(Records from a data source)

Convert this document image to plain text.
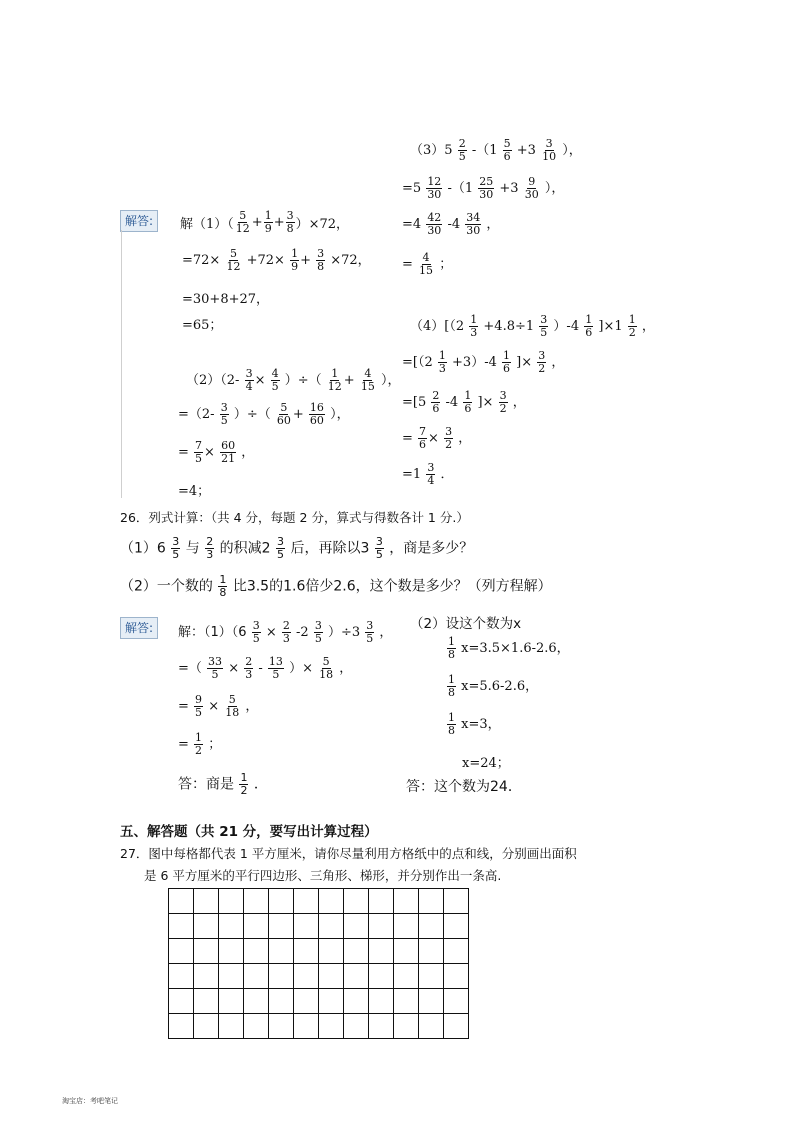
解答:	解$(1)( \frac{5}{12} + \frac{1}{9} + \frac{3}{8} )\times 72$，
$=72\times \frac{5}{12} +72\times \frac{1}{9} + \frac{3}{8} \times 72$，
=30+8+27，
=65；
$(2)(2- \frac{3}{4} \times \frac{4}{5}$ ）÷（ $\frac{1}{12} + \frac{4}{15}$ ），
$=(2- \frac{3}{5}$ ）÷（ $\frac{5}{60} + \frac{16}{60}$ ），
= $\frac{7}{5} \times \frac{60}{21}$ ，
=4；
$(3)5 \frac{2}{5} -(1 \frac{5}{6} +3 \frac{3}{10}$ ），
$=5 \frac{12}{30} -(1 \frac{25}{30} +3 \frac{9}{30}$ ），
$=4 \frac{42}{30} -4 \frac{34}{30}$ ，
= $\frac{4}{15}$ ；
$(4)[(2 \frac{1}{3} +4.8\div 1 \frac{3}{5} )-4 \frac{1}{6} ]\times 1 \frac{1}{2}$ ，
$=[(2 \frac{1}{3} +3)-4 \frac{1}{6}$ ]× $\frac{3}{2}$ ，
$=[5 \frac{2}{6} -4 \frac{1}{6}$ ]× $\frac{3}{2}$ ，
= $\frac{7}{6} \times \frac{3}{2}$ ，
$=1 \frac{3}{4}$ ．
26．列式计算：（共 4 分，每题 2 分，算式与得数各计 1 分.）
$(1)6 \frac{3}{5}$ 与 $\frac{2}{3}$ 的积减$2 \frac{3}{5}$ 后，再除以$3 \frac{3}{5}$ ，商是多少？
（2）一个数的 $\frac{1}{8}$ 比3.5的1.6倍少2.6，这个数是多少？（列方程解）
解答:	解：$(1)(6 \frac{3}{5} \times \frac{2}{3} -2 \frac{3}{5} )\div 3 \frac{3}{5}$ ，
=（ $\frac{33}{5} \times \frac{2}{3} - \frac{13}{5}$ ）× $\frac{5}{18}$ ，
= $\frac{9}{5} \times \frac{5}{18}$ ，
= $\frac{1}{2}$ ；
答：商是 $\frac{1}{2}$ ．
（2）设这个数为x
$\frac{1}{8} x=3.5\times 1.6-2.6$，
$\frac{1}{8} x=5.6-2.6$，
$\frac{1}{8} x=3$，
x=24；
答：这个数为24．
五、解答题（共 21 分，要写出计算过程）
27．图中每格都代表 1 平方厘米，请你尽量利用方格纸中的点和线，分别画出面积
是 6 平方厘米的平行四边形、三角形、梯形，并分别作出一条高.

淘宝店：考吧笔记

_SET TASK_
All of the entries need to be transcribed word for word; pictures are left out.

_TASK ANSWER_
Convert this document image to plain text.
解答:	解$(1)( \frac{5}{12} + \frac{1}{9} + \frac{3}{8} )\times 72$，
$=72\times \frac{5}{12} +72\times \frac{1}{9} + \frac{3}{8} \times 72$，
=30+8+27，
=65；
$(2)(2- \frac{3}{4} \times \frac{4}{5}$ ）÷（ $\frac{1}{12} + \frac{4}{15}$ ），
$=(2- \frac{3}{5}$ ）÷（ $\frac{5}{60} + \frac{16}{60}$ ），
= $\frac{7}{5} \times \frac{60}{21}$ ，
=4；
$(3)5 \frac{2}{5} -(1 \frac{5}{6} +3 \frac{3}{10}$ ），
$=5 \frac{12}{30} -(1 \frac{25}{30} +3 \frac{9}{30}$ ），
$=4 \frac{42}{30} -4 \frac{34}{30}$ ，
= $\frac{4}{15}$ ；
$(4)[(2 \frac{1}{3} +4.8\div 1 \frac{3}{5} )-4 \frac{1}{6} ]\times 1 \frac{1}{2}$ ，
$=[(2 \frac{1}{3} +3)-4 \frac{1}{6}$ ]× $\frac{3}{2}$ ，
$=[5 \frac{2}{6} -4 \frac{1}{6}$ ]× $\frac{3}{2}$ ，
= $\frac{7}{6} \times \frac{3}{2}$ ，
$=1 \frac{3}{4}$ ．
26．列式计算：（共 4 分，每题 2 分，算式与得数各计 1 分.）
$(1)6 \frac{3}{5}$ 与 $\frac{2}{3}$ 的积减$2 \frac{3}{5}$ 后，再除以$3 \frac{3}{5}$ ，商是多少？
（2）一个数的 $\frac{1}{8}$ 比3.5的1.6倍少2.6，这个数是多少？（列方程解）
解答:	解：$(1)(6 \frac{3}{5} \times \frac{2}{3} -2 \frac{3}{5} )\div 3 \frac{3}{5}$ ，
=（ $\frac{33}{5} \times \frac{2}{3} - \frac{13}{5}$ ）× $\frac{5}{18}$ ，
= $\frac{9}{5} \times \frac{5}{18}$ ，
= $\frac{1}{2}$ ；
答：商是 $\frac{1}{2}$ ．
（2）设这个数为x
$\frac{1}{8} x=3.5\times 1.6-2.6$，
$\frac{1}{8} x=5.6-2.6$，
$\frac{1}{8} x=3$，
x=24；
答：这个数为24．
五、解答题（共 21 分，要写出计算过程）
27．图中每格都代表 1 平方厘米，请你尽量利用方格纸中的点和线，分别画出面积
是 6 平方厘米的平行四边形、三角形、梯形，并分别作出一条高.

淘宝店：考吧笔记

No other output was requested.